> **YOUR OBJECTIVE**
Read through the records below and copy each line that uses the word "Different".

> **DATASET**
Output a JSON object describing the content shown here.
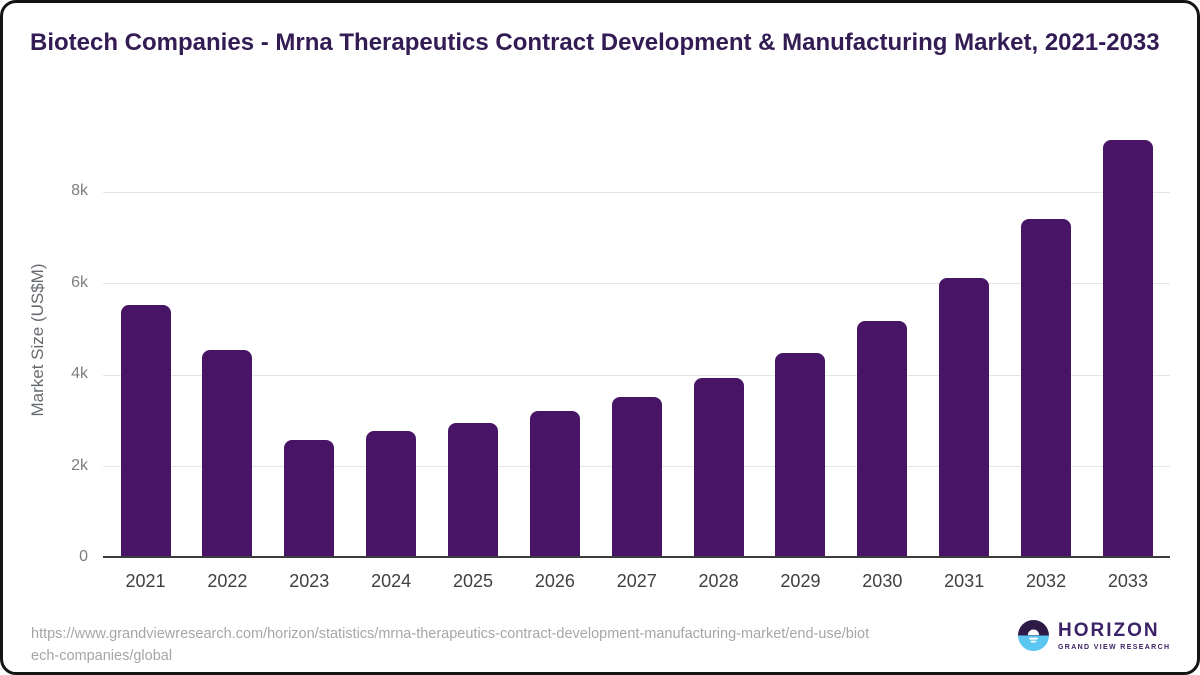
{
  "header": {
    "title": "Biotech Companies - Mrna Therapeutics Contract Development & Manufacturing Market, 2021-2033"
  },
  "chart_data": {
    "type": "bar",
    "title": "Biotech Companies - Mrna Therapeutics Contract Development & Manufacturing Market, 2021-2033",
    "categories": [
      "2021",
      "2022",
      "2023",
      "2024",
      "2025",
      "2026",
      "2027",
      "2028",
      "2029",
      "2030",
      "2031",
      "2032",
      "2033"
    ],
    "values": [
      5520,
      4550,
      2580,
      2770,
      2950,
      3220,
      3530,
      3930,
      4490,
      5170,
      6130,
      7400,
      9130
    ],
    "xlabel": "",
    "ylabel": "Market Size (US$M)",
    "ylim": [
      0,
      9500
    ],
    "yticks": [
      {
        "value": 0,
        "label": "0"
      },
      {
        "value": 2000,
        "label": "2k"
      },
      {
        "value": 4000,
        "label": "4k"
      },
      {
        "value": 6000,
        "label": "6k"
      },
      {
        "value": 8000,
        "label": "8k"
      }
    ],
    "grid": true,
    "legend": "none",
    "bar_color": "#481566"
  },
  "footer": {
    "source_url_lines": [
      "https://www.grandviewresearch.com/horizon/statistics/mrna-therapeutics-contract-development-manufacturing-market/end-use/biot",
      "ech-companies/global"
    ],
    "logo": {
      "brand": "HORIZON",
      "subtitle": "GRAND VIEW RESEARCH"
    }
  },
  "colors": {
    "bar": "#481566",
    "title_text": "#331c54",
    "grid_line": "#e5e5e5",
    "axis_line": "#3a3b3d",
    "tick_text": "#7d7d7d",
    "year_text": "#3e4144",
    "url_text": "#a6a6a6",
    "logo_dark": "#2e1a47",
    "logo_blue": "#5bc6f0",
    "logo_text": "#3b2165"
  }
}
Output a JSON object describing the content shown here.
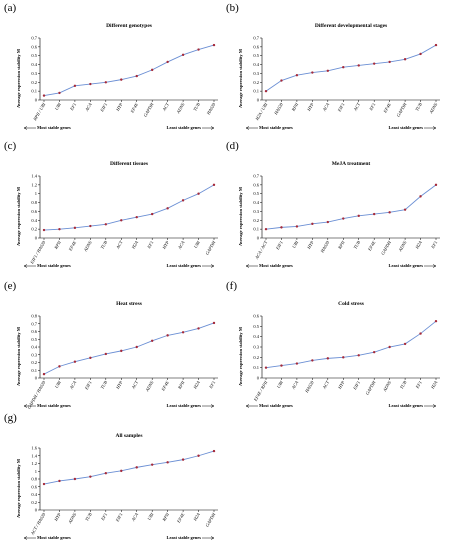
{
  "chart_data": [
    {
      "panel": "(a)",
      "type": "line",
      "title": "Different genotypes",
      "ylabel": "Average expression stability M",
      "categories": [
        "RPII / UBI",
        "UBI",
        "EF1",
        "ACA",
        "EIF1",
        "HYP",
        "EF4E",
        "GAPDH",
        "ACT",
        "ADNS",
        "TUB",
        "HAS20"
      ],
      "values": [
        0.05,
        0.08,
        0.16,
        0.18,
        0.2,
        0.23,
        0.27,
        0.34,
        0.43,
        0.51,
        0.57,
        0.62
      ],
      "yticks": [
        "0",
        "0.1",
        "0.2",
        "0.3",
        "0.4",
        "0.5",
        "0.6",
        "0.7"
      ],
      "ylim": [
        0,
        0.7
      ],
      "most_stable": "Most stable genes",
      "least_stable": "Least stable genes"
    },
    {
      "panel": "(b)",
      "type": "line",
      "title": "Different developmental stages",
      "ylabel": "Average expression stability M",
      "categories": [
        "H2A / UBI",
        "HAS20",
        "RPII",
        "HYP",
        "ACA",
        "EIF1",
        "ACT",
        "EF1",
        "EF4E",
        "GAPDH",
        "TUB",
        "ADNS"
      ],
      "values": [
        0.1,
        0.22,
        0.28,
        0.31,
        0.33,
        0.37,
        0.39,
        0.41,
        0.43,
        0.46,
        0.52,
        0.62
      ],
      "yticks": [
        "0",
        "0.1",
        "0.2",
        "0.3",
        "0.4",
        "0.5",
        "0.6",
        "0.7"
      ],
      "ylim": [
        0,
        0.7
      ],
      "most_stable": "Most stable genes",
      "least_stable": "Least stable genes"
    },
    {
      "panel": "(c)",
      "type": "line",
      "title": "Different tissues",
      "ylabel": "Average expression stability M",
      "categories": [
        "EIF1 / HAS20",
        "RPII",
        "EF4E",
        "ADNS",
        "TUB",
        "ACT",
        "H2A",
        "EF1",
        "HYP",
        "ACA",
        "UBI",
        "GAPDH"
      ],
      "values": [
        0.18,
        0.2,
        0.23,
        0.27,
        0.31,
        0.4,
        0.47,
        0.54,
        0.67,
        0.85,
        1.0,
        1.2
      ],
      "yticks": [
        "0",
        "0.2",
        "0.4",
        "0.6",
        "0.8",
        "1",
        "1.2",
        "1.4"
      ],
      "ylim": [
        0,
        1.4
      ],
      "most_stable": "Most stable genes",
      "least_stable": "Least stable genes"
    },
    {
      "panel": "(d)",
      "type": "line",
      "title": "MeJA treatment",
      "ylabel": "Average expression stability M",
      "categories": [
        "ACA / ACT",
        "EIF1",
        "UBI",
        "HYP",
        "HAS20",
        "RPII",
        "TUB",
        "EF4E",
        "GAPDH",
        "ADNS",
        "H2A",
        "EF1"
      ],
      "values": [
        0.1,
        0.12,
        0.13,
        0.16,
        0.18,
        0.22,
        0.25,
        0.27,
        0.29,
        0.32,
        0.47,
        0.6
      ],
      "yticks": [
        "0",
        "0.1",
        "0.2",
        "0.3",
        "0.4",
        "0.5",
        "0.6",
        "0.7"
      ],
      "ylim": [
        0,
        0.7
      ],
      "most_stable": "Most stable genes",
      "least_stable": "Least stable genes"
    },
    {
      "panel": "(e)",
      "type": "line",
      "title": "Heat stress",
      "ylabel": "Average expression stability M",
      "categories": [
        "GAPDH / HAS20",
        "UBI",
        "ACA",
        "EIF1",
        "TUB",
        "HYP",
        "ACT",
        "ADNS",
        "EF4E",
        "RPII",
        "H2A",
        "EF1"
      ],
      "values": [
        0.05,
        0.15,
        0.21,
        0.26,
        0.31,
        0.35,
        0.4,
        0.48,
        0.55,
        0.59,
        0.64,
        0.71
      ],
      "yticks": [
        "0",
        "0.1",
        "0.2",
        "0.3",
        "0.4",
        "0.5",
        "0.6",
        "0.7",
        "0.8"
      ],
      "ylim": [
        0,
        0.8
      ],
      "most_stable": "Most stable genes",
      "least_stable": "Least stable genes"
    },
    {
      "panel": "(f)",
      "type": "line",
      "title": "Cold stress",
      "ylabel": "Average expression stability M",
      "categories": [
        "EF4E / RPII",
        "UBI",
        "ACA",
        "HAS20",
        "ACT",
        "HYP",
        "EIF1",
        "GAPDH",
        "ADNS",
        "TUB",
        "EF1",
        "H2A"
      ],
      "values": [
        0.1,
        0.12,
        0.14,
        0.17,
        0.19,
        0.2,
        0.22,
        0.25,
        0.3,
        0.33,
        0.43,
        0.55
      ],
      "yticks": [
        "0",
        "0.1",
        "0.2",
        "0.3",
        "0.4",
        "0.5",
        "0.6"
      ],
      "ylim": [
        0,
        0.6
      ],
      "most_stable": "Most stable genes",
      "least_stable": "Least stable genes"
    },
    {
      "panel": "(g)",
      "type": "line",
      "title": "All samples",
      "ylabel": "Average expression stability M",
      "categories": [
        "ACT / HAS20",
        "HYP",
        "ADNS",
        "TUB",
        "EF1",
        "EIF1",
        "ACA",
        "UBI",
        "RPII",
        "EF4E",
        "H2A",
        "GAPDH"
      ],
      "values": [
        0.67,
        0.75,
        0.8,
        0.86,
        0.95,
        1.01,
        1.1,
        1.17,
        1.23,
        1.3,
        1.4,
        1.52
      ],
      "yticks": [
        "0",
        "0.2",
        "0.4",
        "0.6",
        "0.8",
        "1",
        "1.2",
        "1.4",
        "1.6"
      ],
      "ylim": [
        0,
        1.6
      ],
      "most_stable": "Most stable genes",
      "least_stable": "Least stable genes"
    }
  ],
  "style": {
    "line_color": "#6b8fd4",
    "marker_color": "#a52a3a",
    "axis_color": "#000000"
  }
}
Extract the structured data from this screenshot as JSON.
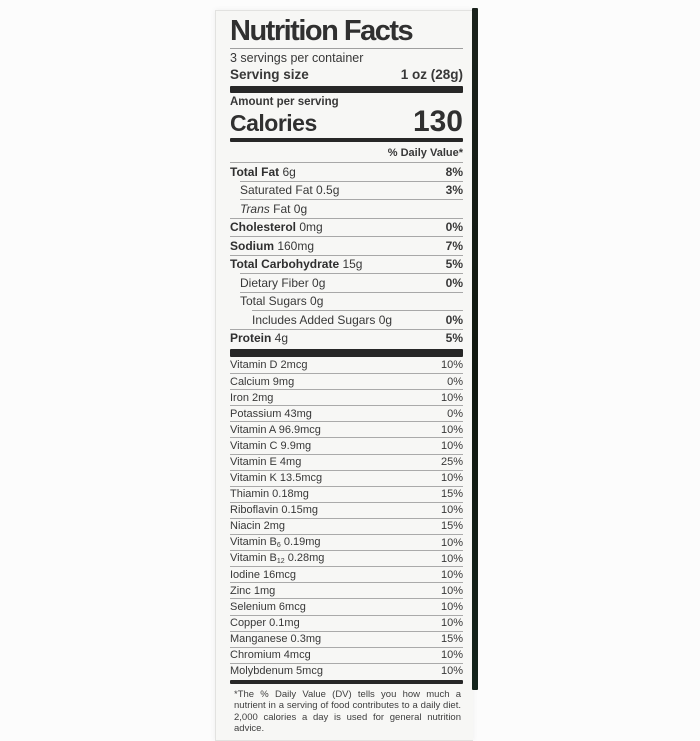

> **SOLUTION FOR THIS EXERCISE**
      "title": "Different genotypes",
      "title": "Different developmental stages",
      "title": "Different tissues",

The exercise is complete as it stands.